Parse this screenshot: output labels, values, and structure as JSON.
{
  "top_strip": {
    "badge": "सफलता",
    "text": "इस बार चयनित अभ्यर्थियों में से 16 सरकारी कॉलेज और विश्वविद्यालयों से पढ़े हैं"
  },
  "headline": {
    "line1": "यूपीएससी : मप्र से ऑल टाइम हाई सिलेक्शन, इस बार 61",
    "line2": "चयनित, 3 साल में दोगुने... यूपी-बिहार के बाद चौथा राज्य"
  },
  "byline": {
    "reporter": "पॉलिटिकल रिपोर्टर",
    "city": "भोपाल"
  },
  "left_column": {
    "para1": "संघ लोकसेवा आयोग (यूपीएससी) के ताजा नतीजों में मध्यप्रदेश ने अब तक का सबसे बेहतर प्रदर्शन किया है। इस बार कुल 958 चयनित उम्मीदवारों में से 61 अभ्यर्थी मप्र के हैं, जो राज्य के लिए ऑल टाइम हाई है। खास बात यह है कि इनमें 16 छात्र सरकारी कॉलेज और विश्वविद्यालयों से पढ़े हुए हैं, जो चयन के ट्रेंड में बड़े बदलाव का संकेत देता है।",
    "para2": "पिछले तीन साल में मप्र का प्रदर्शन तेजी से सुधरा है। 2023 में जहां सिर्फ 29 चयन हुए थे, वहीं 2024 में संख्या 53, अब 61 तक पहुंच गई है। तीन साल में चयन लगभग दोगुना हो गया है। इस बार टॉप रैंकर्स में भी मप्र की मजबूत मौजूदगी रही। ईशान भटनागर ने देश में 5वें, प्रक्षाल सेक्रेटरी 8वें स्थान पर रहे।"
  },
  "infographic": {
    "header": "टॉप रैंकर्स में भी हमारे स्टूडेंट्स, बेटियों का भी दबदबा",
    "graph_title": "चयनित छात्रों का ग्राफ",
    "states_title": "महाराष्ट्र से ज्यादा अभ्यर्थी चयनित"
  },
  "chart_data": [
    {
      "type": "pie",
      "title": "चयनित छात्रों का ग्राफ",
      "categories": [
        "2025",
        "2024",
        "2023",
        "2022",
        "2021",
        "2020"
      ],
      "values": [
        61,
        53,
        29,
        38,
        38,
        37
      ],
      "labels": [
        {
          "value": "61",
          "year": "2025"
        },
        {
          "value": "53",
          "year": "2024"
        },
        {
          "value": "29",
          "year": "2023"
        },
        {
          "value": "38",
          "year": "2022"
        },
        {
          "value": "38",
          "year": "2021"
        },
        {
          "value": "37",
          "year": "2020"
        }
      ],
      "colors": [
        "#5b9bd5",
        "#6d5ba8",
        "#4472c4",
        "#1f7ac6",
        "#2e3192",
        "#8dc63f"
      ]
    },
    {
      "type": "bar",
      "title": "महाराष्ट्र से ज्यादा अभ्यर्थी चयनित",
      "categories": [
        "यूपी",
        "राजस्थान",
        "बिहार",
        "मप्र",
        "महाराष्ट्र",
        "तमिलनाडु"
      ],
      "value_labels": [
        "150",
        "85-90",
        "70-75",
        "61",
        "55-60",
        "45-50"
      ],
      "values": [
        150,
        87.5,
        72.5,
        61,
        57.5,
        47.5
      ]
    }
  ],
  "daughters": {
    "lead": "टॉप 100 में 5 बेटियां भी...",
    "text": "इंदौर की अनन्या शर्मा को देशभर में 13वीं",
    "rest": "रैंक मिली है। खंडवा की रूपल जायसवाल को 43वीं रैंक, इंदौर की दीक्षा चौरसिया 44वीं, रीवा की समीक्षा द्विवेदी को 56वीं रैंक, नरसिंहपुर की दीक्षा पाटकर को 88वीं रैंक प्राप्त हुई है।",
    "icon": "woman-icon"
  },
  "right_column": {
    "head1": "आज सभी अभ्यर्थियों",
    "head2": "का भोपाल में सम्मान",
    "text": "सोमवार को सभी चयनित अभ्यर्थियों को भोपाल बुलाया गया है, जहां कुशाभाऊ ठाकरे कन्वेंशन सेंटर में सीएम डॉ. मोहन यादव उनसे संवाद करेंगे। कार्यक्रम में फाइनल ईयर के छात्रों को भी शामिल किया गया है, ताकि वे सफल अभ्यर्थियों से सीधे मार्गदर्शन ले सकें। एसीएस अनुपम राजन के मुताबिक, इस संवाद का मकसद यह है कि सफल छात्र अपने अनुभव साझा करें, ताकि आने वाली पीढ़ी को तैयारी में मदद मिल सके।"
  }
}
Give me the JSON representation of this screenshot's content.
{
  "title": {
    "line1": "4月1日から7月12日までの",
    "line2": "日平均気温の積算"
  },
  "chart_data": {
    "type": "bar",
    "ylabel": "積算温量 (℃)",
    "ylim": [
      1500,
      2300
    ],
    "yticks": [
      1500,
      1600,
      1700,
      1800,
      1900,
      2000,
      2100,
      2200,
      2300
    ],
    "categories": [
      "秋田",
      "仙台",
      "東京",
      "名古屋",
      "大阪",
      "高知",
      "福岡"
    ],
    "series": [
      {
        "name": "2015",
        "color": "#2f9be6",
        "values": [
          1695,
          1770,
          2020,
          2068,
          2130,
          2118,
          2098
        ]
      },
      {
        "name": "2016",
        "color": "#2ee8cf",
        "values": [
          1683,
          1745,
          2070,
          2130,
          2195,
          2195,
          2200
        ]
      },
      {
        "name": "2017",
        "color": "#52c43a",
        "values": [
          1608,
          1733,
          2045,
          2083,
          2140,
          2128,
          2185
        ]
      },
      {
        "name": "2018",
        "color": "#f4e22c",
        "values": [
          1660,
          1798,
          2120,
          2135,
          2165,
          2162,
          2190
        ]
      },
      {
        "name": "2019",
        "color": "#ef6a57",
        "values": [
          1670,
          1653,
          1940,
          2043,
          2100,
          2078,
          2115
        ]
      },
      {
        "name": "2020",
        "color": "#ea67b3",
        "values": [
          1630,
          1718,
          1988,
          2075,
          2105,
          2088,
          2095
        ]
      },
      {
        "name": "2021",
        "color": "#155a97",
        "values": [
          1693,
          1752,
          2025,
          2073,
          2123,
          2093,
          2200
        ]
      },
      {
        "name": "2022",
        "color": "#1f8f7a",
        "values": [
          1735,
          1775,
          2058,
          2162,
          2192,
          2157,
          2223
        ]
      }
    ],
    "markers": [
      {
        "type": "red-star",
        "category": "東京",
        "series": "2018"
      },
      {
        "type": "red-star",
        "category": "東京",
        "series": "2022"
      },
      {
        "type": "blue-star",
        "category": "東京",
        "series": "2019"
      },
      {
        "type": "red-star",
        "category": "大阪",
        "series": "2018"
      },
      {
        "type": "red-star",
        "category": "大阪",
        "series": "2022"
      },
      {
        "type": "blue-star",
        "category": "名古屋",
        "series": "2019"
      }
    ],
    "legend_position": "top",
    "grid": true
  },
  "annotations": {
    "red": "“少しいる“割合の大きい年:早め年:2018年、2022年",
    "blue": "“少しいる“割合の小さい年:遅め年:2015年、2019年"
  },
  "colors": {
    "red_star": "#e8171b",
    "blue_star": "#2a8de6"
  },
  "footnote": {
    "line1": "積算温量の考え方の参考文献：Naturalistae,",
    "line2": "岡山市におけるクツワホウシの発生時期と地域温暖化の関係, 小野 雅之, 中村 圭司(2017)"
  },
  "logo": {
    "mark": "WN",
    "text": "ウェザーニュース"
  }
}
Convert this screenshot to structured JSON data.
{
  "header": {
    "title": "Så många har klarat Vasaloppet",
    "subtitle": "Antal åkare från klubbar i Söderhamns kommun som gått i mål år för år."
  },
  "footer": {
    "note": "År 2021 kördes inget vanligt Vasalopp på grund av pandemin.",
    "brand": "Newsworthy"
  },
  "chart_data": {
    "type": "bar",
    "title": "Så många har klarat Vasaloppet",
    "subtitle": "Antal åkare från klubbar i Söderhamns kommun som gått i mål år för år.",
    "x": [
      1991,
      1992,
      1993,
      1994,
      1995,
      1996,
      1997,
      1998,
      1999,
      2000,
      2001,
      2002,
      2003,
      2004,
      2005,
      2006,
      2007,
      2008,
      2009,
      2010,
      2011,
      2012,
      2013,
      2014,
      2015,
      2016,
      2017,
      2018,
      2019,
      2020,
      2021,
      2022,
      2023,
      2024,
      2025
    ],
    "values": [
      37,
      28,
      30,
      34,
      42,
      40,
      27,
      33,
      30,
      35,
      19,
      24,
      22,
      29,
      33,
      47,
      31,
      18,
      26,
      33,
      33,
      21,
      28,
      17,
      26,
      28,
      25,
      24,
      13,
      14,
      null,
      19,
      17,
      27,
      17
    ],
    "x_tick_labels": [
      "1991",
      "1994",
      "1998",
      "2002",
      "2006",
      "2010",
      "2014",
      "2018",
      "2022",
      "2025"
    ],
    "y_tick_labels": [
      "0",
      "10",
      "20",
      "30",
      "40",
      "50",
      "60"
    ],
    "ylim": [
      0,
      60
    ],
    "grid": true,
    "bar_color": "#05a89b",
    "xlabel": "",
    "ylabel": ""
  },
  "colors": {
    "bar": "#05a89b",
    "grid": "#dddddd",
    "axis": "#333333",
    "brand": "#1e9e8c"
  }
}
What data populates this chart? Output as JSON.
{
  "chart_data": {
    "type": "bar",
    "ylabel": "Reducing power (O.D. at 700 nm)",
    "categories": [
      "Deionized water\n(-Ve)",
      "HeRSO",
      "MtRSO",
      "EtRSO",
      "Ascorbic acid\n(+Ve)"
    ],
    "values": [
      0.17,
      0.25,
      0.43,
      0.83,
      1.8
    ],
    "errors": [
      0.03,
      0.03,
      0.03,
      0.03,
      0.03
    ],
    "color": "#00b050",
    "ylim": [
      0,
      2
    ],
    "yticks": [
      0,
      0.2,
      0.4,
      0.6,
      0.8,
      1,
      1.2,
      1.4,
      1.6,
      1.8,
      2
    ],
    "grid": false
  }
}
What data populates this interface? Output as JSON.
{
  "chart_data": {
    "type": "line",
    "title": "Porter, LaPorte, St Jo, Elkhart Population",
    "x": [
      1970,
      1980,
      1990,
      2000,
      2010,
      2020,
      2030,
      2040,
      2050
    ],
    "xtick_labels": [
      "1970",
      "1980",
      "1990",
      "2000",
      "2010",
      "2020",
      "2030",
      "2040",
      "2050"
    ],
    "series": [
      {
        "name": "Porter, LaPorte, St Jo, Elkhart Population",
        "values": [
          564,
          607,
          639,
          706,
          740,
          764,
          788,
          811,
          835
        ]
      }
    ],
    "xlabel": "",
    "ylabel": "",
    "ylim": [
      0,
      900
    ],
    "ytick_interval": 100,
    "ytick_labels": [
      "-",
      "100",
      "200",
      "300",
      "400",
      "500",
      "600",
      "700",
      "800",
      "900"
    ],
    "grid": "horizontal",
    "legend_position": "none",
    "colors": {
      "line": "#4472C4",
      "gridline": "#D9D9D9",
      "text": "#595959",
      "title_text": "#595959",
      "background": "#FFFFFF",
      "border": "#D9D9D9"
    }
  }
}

▸ PROBLEM DETAILS
Could you give again exactly the lines from the line containing "What data populates this chart?" through the final line of the data above, and no others?

▸ THE SOLUTION
What data populates this chart? Output as JSON.
{
  "chart_data": {
    "type": "bar",
    "ylabel": "Reducing power (O.D. at 700 nm)",
    "categories": [
      "Deionized water\n(-Ve)",
      "HeRSO",
      "MtRSO",
      "EtRSO",
      "Ascorbic acid\n(+Ve)"
    ],
    "values": [
      0.17,
      0.25,
      0.43,
      0.83,
      1.8
    ],
    "errors": [
      0.03,
      0.03,
      0.03,
      0.03,
      0.03
    ],
    "color": "#00b050",
    "ylim": [
      0,
      2
    ],
    "yticks": [
      0,
      0.2,
      0.4,
      0.6,
      0.8,
      1,
      1.2,
      1.4,
      1.6,
      1.8,
      2
    ],
    "grid": false
  }
}
What data populates this interface? Output as JSON.
{
  "chart_data": {
    "type": "line",
    "title": "Porter, LaPorte, St Jo, Elkhart Population",
    "x": [
      1970,
      1980,
      1990,
      2000,
      2010,
      2020,
      2030,
      2040,
      2050
    ],
    "xtick_labels": [
      "1970",
      "1980",
      "1990",
      "2000",
      "2010",
      "2020",
      "2030",
      "2040",
      "2050"
    ],
    "series": [
      {
        "name": "Porter, LaPorte, St Jo, Elkhart Population",
        "values": [
          564,
          607,
          639,
          706,
          740,
          764,
          788,
          811,
          835
        ]
      }
    ],
    "xlabel": "",
    "ylabel": "",
    "ylim": [
      0,
      900
    ],
    "ytick_interval": 100,
    "ytick_labels": [
      "-",
      "100",
      "200",
      "300",
      "400",
      "500",
      "600",
      "700",
      "800",
      "900"
    ],
    "grid": "horizontal",
    "legend_position": "none",
    "colors": {
      "line": "#4472C4",
      "gridline": "#D9D9D9",
      "text": "#595959",
      "title_text": "#595959",
      "background": "#FFFFFF",
      "border": "#D9D9D9"
    }
  }
}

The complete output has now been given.